• **Given data**
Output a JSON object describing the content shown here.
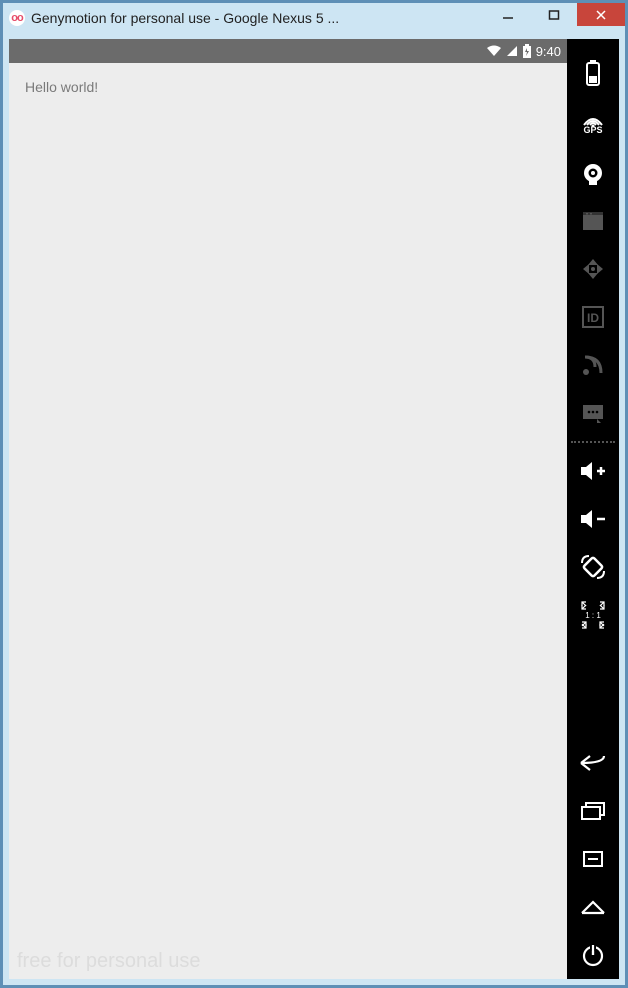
{
  "window": {
    "title": "Genymotion for personal use - Google Nexus 5 ..."
  },
  "statusbar": {
    "time": "9:40"
  },
  "app": {
    "hello": "Hello world!",
    "watermark": "free for personal use"
  },
  "toolbar": {
    "gps": "GPS",
    "scale": "1 : 1"
  }
}
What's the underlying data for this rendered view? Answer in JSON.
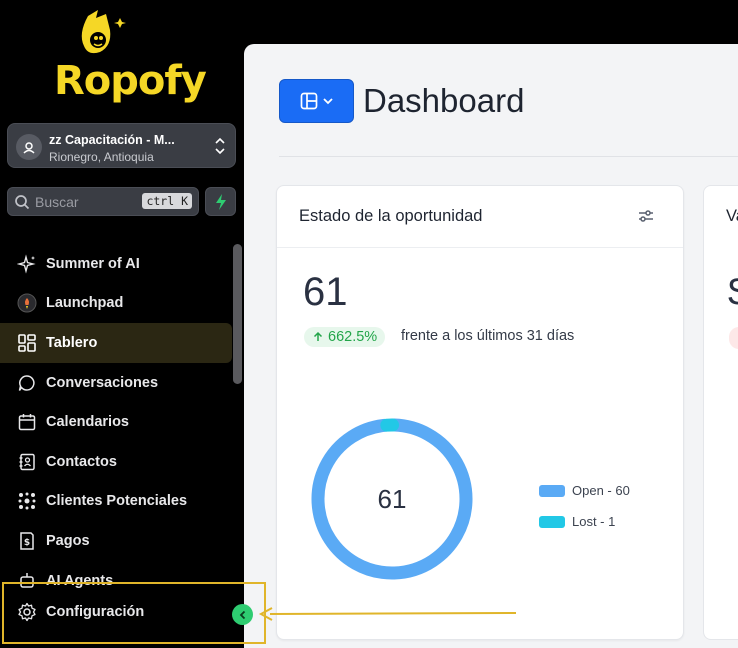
{
  "app": {
    "logo_text": "Ropofy"
  },
  "location": {
    "name": "zz Capacitación - M...",
    "city": "Rionegro, Antioquia"
  },
  "search": {
    "placeholder": "Buscar",
    "shortcut": "ctrl K"
  },
  "sidebar": {
    "items": [
      {
        "label": "Summer of AI",
        "icon": "sparkle-icon"
      },
      {
        "label": "Launchpad",
        "icon": "rocket-icon"
      },
      {
        "label": "Tablero",
        "icon": "grid-icon",
        "active": true
      },
      {
        "label": "Conversaciones",
        "icon": "chat-icon"
      },
      {
        "label": "Calendarios",
        "icon": "calendar-icon"
      },
      {
        "label": "Contactos",
        "icon": "contacts-icon"
      },
      {
        "label": "Clientes Potenciales",
        "icon": "network-icon"
      },
      {
        "label": "Pagos",
        "icon": "dollar-icon"
      },
      {
        "label": "AI Agents",
        "icon": "bot-icon"
      }
    ],
    "settings_label": "Configuración"
  },
  "header": {
    "title": "Dashboard"
  },
  "cards": [
    {
      "title": "Estado de la oportunidad",
      "value": "61",
      "trend": "662.5%",
      "trend_text": "frente a los últimos 31 días",
      "center_label": "61"
    },
    {
      "title": "Va",
      "value": "$"
    }
  ],
  "colors": {
    "accent": "#1a6cf5",
    "brand": "#f5d726",
    "open": "#5aaaf5",
    "lost": "#22c8e6",
    "collapse": "#2ecc71",
    "highlight": "#e0b52a"
  },
  "chart_data": {
    "type": "pie",
    "categories": [
      "Open",
      "Lost"
    ],
    "values": [
      60,
      1
    ],
    "legend": [
      "Open - 60",
      "Lost - 1"
    ],
    "legend_placement": "right"
  }
}
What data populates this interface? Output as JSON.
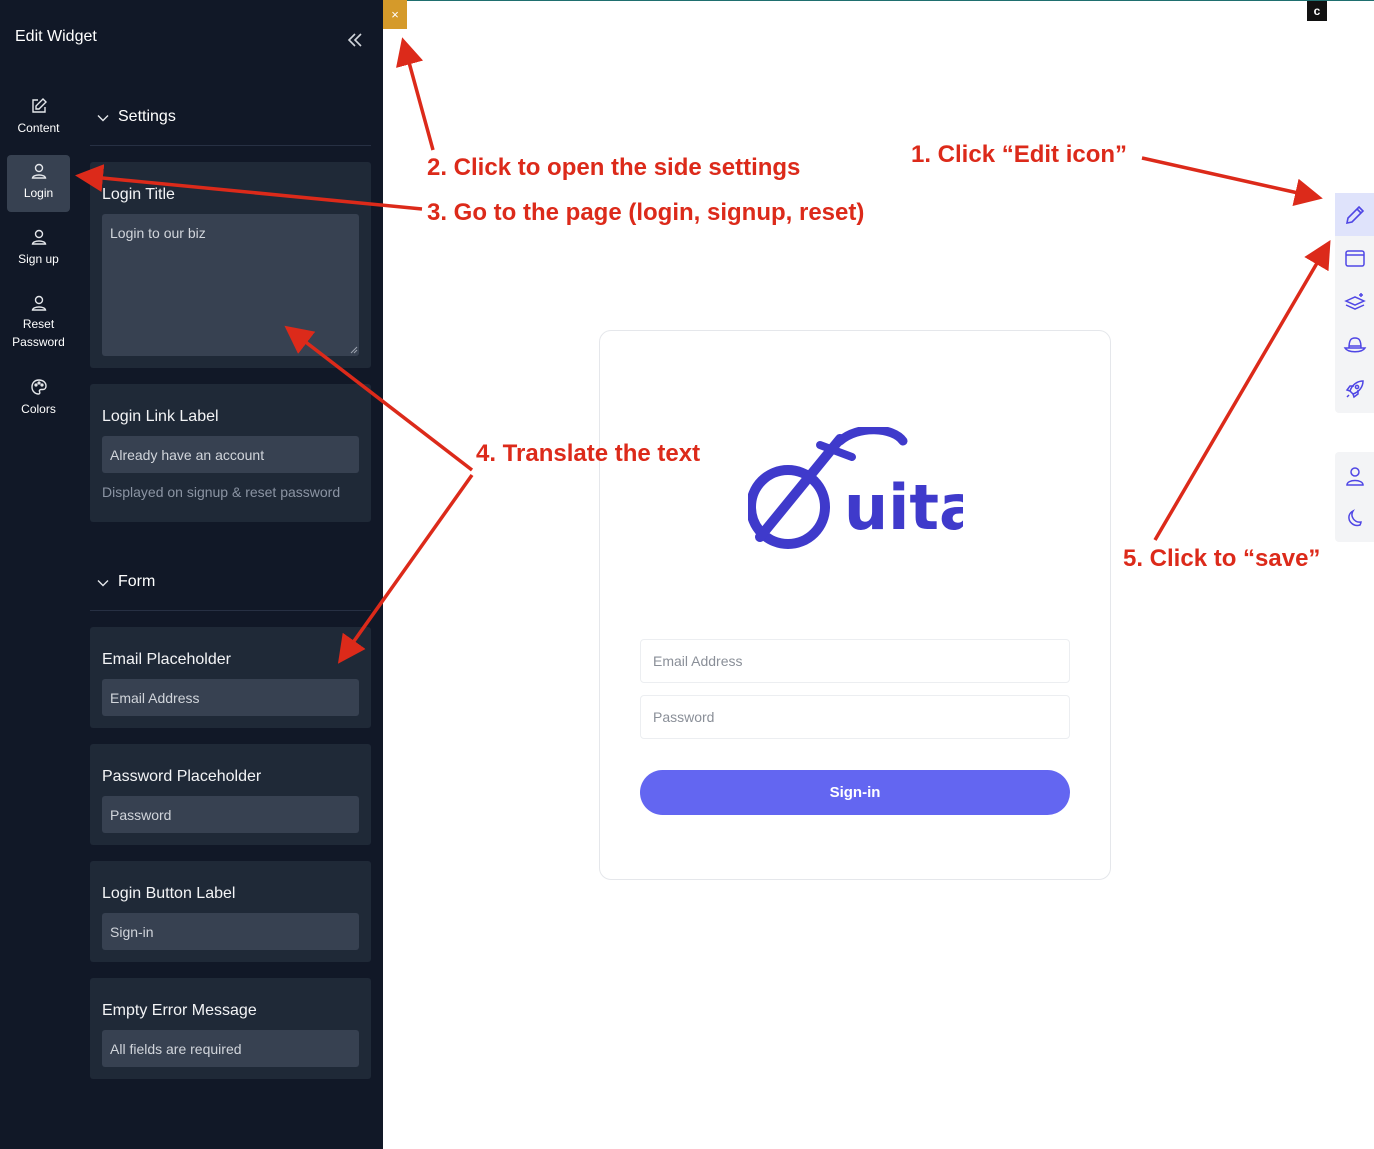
{
  "panel": {
    "title": "Edit Widget",
    "rail": [
      {
        "label": "Content",
        "icon": "edit-icon",
        "active": false
      },
      {
        "label": "Login",
        "icon": "user-icon",
        "active": true
      },
      {
        "label": "Sign up",
        "icon": "user-icon",
        "active": false
      },
      {
        "label": "Reset Password",
        "icon": "user-icon",
        "active": false
      },
      {
        "label": "Colors",
        "icon": "palette-icon",
        "active": false
      }
    ],
    "sections": {
      "settings": "Settings",
      "form": "Form"
    },
    "fields": {
      "login_title": {
        "label": "Login Title",
        "value": "Login to our biz"
      },
      "login_link_label": {
        "label": "Login Link Label",
        "value": "Already have an account",
        "hint": "Displayed on signup & reset password"
      },
      "email_placeholder": {
        "label": "Email Placeholder",
        "value": "Email Address"
      },
      "password_placeholder": {
        "label": "Password Placeholder",
        "value": "Password"
      },
      "login_button_label": {
        "label": "Login Button Label",
        "value": "Sign-in"
      },
      "empty_error_message": {
        "label": "Empty Error Message",
        "value": "All fields are required"
      }
    }
  },
  "preview": {
    "close_symbol": "×",
    "corner_badge": "c",
    "logo_text": "uita",
    "email_placeholder": "Email Address",
    "password_placeholder": "Password",
    "signin_label": "Sign-in"
  },
  "toolbar": {
    "buttons": [
      "pencil-icon",
      "browser-window-icon",
      "layers-icon",
      "hat-icon",
      "rocket-icon"
    ],
    "secondary": [
      "user-icon",
      "moon-icon"
    ]
  },
  "annotations": {
    "step1": "1. Click “Edit icon”",
    "step2": "2. Click to open the side settings",
    "step3": "3. Go to the page (login, signup, reset)",
    "step4": "4. Translate the text",
    "step5": "5. Click to “save”"
  },
  "colors": {
    "panel_bg": "#111827",
    "card_bg": "#1f2937",
    "accent": "#6366f1",
    "logo": "#3f3acb",
    "annotation": "#dc2a1a",
    "close_button": "#d59a2a"
  }
}
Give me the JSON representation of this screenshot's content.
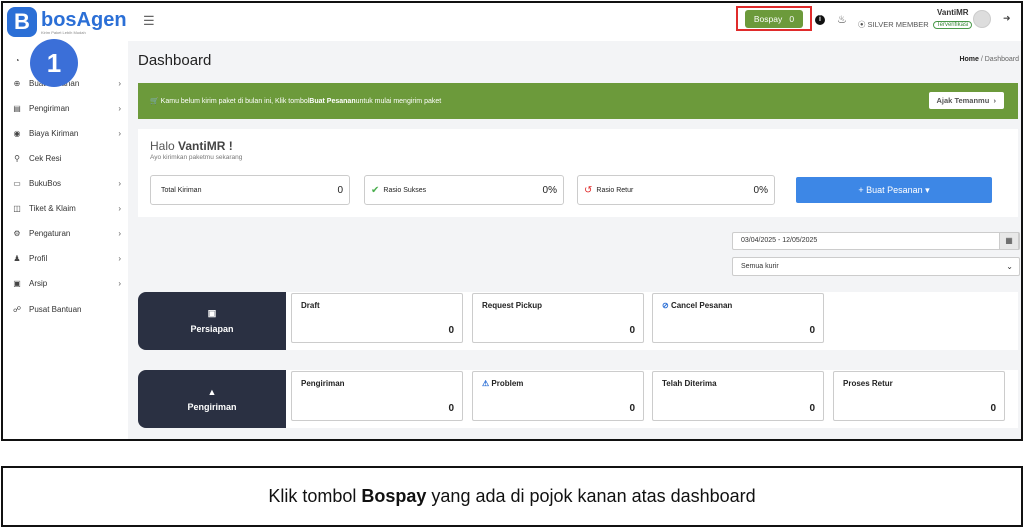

• **What is being asked**
Leave the images out, please, and restate each line word for word.

• **Response to the exercise**
Output a JSON object describing the content shown here.
{
  "window": {
    "title": "Genymotion for personal use - Google Nexus 5 ..."
  },
  "statusbar": {
    "time": "9:40"
  },
  "app": {
    "hello": "Hello world!",
    "watermark": "free for personal use"
  },
  "toolbar": {
    "gps": "GPS",
    "scale": "1 : 1"
  }
}
What's the underlying data for this rendered view? Answer in JSON.
{
  "app": {
    "logo_text": "Ropofy"
  },
  "location": {
    "name": "zz Capacitación - M...",
    "city": "Rionegro, Antioquia"
  },
  "search": {
    "placeholder": "Buscar",
    "shortcut": "ctrl K"
  },
  "sidebar": {
    "items": [
      {
        "label": "Summer of AI",
        "icon": "sparkle-icon"
      },
      {
        "label": "Launchpad",
        "icon": "rocket-icon"
      },
      {
        "label": "Tablero",
        "icon": "grid-icon",
        "active": true
      },
      {
        "label": "Conversaciones",
        "icon": "chat-icon"
      },
      {
        "label": "Calendarios",
        "icon": "calendar-icon"
      },
      {
        "label": "Contactos",
        "icon": "contacts-icon"
      },
      {
        "label": "Clientes Potenciales",
        "icon": "network-icon"
      },
      {
        "label": "Pagos",
        "icon": "dollar-icon"
      },
      {
        "label": "AI Agents",
        "icon": "bot-icon"
      }
    ],
    "settings_label": "Configuración"
  },
  "header": {
    "title": "Dashboard"
  },
  "cards": [
    {
      "title": "Estado de la oportunidad",
      "value": "61",
      "trend": "662.5%",
      "trend_text": "frente a los últimos 31 días",
      "center_label": "61"
    },
    {
      "title": "Va",
      "value": "$"
    }
  ],
  "colors": {
    "accent": "#1a6cf5",
    "brand": "#f5d726",
    "open": "#5aaaf5",
    "lost": "#22c8e6",
    "collapse": "#2ecc71",
    "highlight": "#e0b52a"
  },
  "chart_data": {
    "type": "pie",
    "categories": [
      "Open",
      "Lost"
    ],
    "values": [
      60,
      1
    ],
    "legend": [
      "Open - 60",
      "Lost - 1"
    ],
    "legend_placement": "right"
  }
}
What data populates this interface? Output as JSON.
{
  "panel": {
    "title": "Edit Widget",
    "rail": [
      {
        "label": "Content",
        "icon": "edit-icon",
        "active": false
      },
      {
        "label": "Login",
        "icon": "user-icon",
        "active": true
      },
      {
        "label": "Sign up",
        "icon": "user-icon",
        "active": false
      },
      {
        "label": "Reset Password",
        "icon": "user-icon",
        "active": false
      },
      {
        "label": "Colors",
        "icon": "palette-icon",
        "active": false
      }
    ],
    "sections": {
      "settings": "Settings",
      "form": "Form"
    },
    "fields": {
      "login_title": {
        "label": "Login Title",
        "value": "Login to our biz"
      },
      "login_link_label": {
        "label": "Login Link Label",
        "value": "Already have an account",
        "hint": "Displayed on signup & reset password"
      },
      "email_placeholder": {
        "label": "Email Placeholder",
        "value": "Email Address"
      },
      "password_placeholder": {
        "label": "Password Placeholder",
        "value": "Password"
      },
      "login_button_label": {
        "label": "Login Button Label",
        "value": "Sign-in"
      },
      "empty_error_message": {
        "label": "Empty Error Message",
        "value": "All fields are required"
      }
    }
  },
  "preview": {
    "close_symbol": "×",
    "corner_badge": "c",
    "logo_text": "uita",
    "email_placeholder": "Email Address",
    "password_placeholder": "Password",
    "signin_label": "Sign-in"
  },
  "toolbar": {
    "buttons": [
      "pencil-icon",
      "browser-window-icon",
      "layers-icon",
      "hat-icon",
      "rocket-icon"
    ],
    "secondary": [
      "user-icon",
      "moon-icon"
    ]
  },
  "annotations": {
    "step1": "1. Click “Edit icon”",
    "step2": "2. Click to open the side settings",
    "step3": "3. Go to the page (login, signup, reset)",
    "step4": "4. Translate the text",
    "step5": "5. Click to “save”"
  },
  "colors": {
    "panel_bg": "#111827",
    "card_bg": "#1f2937",
    "accent": "#6366f1",
    "logo": "#3f3acb",
    "annotation": "#dc2a1a",
    "close_button": "#d59a2a"
  }
}
Give me the JSON representation of this screenshot's content.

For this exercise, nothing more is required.